Tally the lines containing the word "συμμετοχή" and give the total alone.

——————

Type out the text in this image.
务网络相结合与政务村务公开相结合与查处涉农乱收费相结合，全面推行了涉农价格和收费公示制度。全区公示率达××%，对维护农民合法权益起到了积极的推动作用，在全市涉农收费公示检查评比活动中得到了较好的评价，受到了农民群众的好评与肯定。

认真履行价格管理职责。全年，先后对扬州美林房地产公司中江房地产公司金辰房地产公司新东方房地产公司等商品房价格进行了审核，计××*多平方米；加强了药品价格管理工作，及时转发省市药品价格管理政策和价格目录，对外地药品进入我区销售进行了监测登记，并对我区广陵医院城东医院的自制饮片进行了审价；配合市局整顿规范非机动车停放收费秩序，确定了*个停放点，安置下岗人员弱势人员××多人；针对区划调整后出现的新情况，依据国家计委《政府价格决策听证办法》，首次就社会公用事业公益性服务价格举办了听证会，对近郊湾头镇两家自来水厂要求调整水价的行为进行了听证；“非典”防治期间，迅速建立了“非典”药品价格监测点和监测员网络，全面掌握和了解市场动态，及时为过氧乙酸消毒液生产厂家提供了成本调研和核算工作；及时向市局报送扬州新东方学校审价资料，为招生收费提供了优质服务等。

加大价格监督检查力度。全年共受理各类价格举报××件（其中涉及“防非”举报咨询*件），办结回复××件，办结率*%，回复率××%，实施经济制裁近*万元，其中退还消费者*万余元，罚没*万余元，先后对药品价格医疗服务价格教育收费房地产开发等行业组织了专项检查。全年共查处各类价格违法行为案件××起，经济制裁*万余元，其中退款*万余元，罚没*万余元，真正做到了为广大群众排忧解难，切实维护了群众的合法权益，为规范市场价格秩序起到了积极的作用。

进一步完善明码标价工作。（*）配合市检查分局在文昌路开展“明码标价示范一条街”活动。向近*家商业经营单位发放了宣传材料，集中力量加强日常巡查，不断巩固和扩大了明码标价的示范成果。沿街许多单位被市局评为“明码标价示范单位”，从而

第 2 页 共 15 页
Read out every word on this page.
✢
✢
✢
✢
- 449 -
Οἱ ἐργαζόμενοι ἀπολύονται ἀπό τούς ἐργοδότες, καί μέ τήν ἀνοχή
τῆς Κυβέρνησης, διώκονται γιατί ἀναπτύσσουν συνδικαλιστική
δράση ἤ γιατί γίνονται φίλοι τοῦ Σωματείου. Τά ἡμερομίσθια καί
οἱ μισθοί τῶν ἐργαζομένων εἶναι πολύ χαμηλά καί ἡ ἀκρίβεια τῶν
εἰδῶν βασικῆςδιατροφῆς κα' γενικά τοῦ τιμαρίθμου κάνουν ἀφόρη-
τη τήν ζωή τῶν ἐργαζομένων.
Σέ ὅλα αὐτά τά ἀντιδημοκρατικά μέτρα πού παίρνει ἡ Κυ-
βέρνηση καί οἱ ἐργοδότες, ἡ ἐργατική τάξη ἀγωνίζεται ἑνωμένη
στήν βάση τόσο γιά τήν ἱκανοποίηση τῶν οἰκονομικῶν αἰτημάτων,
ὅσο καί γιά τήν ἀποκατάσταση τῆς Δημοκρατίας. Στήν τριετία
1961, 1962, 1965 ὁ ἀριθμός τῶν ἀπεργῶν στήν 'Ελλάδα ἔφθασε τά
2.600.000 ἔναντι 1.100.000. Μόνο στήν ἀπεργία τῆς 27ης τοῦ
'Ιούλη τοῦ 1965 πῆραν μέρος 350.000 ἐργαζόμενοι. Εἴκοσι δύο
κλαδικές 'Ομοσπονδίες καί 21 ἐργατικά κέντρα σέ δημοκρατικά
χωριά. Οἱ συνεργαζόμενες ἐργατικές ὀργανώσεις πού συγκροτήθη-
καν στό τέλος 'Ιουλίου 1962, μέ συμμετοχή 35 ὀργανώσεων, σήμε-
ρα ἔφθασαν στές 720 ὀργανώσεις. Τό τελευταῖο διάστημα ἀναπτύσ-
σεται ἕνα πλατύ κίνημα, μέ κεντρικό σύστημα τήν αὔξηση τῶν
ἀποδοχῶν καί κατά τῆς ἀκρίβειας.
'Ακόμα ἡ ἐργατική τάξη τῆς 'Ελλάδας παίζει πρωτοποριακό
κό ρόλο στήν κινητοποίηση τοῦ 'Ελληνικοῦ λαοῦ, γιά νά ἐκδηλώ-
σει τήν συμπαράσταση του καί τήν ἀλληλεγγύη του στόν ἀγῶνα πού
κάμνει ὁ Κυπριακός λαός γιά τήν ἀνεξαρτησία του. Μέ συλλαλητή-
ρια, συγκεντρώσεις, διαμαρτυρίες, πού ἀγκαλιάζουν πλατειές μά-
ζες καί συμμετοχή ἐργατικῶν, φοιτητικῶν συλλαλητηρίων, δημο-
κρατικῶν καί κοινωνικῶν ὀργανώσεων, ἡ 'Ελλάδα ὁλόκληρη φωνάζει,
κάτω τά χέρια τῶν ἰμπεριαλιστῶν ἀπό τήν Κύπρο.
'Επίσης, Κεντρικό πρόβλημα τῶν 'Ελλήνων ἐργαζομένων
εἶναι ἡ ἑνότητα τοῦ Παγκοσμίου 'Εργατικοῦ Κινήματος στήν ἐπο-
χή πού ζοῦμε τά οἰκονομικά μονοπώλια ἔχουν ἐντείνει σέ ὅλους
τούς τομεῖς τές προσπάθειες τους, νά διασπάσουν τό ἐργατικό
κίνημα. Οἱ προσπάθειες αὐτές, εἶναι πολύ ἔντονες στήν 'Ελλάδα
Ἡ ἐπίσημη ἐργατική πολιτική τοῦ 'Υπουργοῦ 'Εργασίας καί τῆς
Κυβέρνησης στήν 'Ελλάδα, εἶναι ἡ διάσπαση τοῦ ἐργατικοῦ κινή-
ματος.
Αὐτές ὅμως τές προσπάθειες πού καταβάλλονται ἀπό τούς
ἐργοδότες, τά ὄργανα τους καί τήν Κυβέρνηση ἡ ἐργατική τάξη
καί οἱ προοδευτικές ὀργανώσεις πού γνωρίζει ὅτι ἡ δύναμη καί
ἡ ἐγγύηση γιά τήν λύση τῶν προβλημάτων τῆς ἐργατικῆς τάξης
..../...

——————

**Worked answer**
2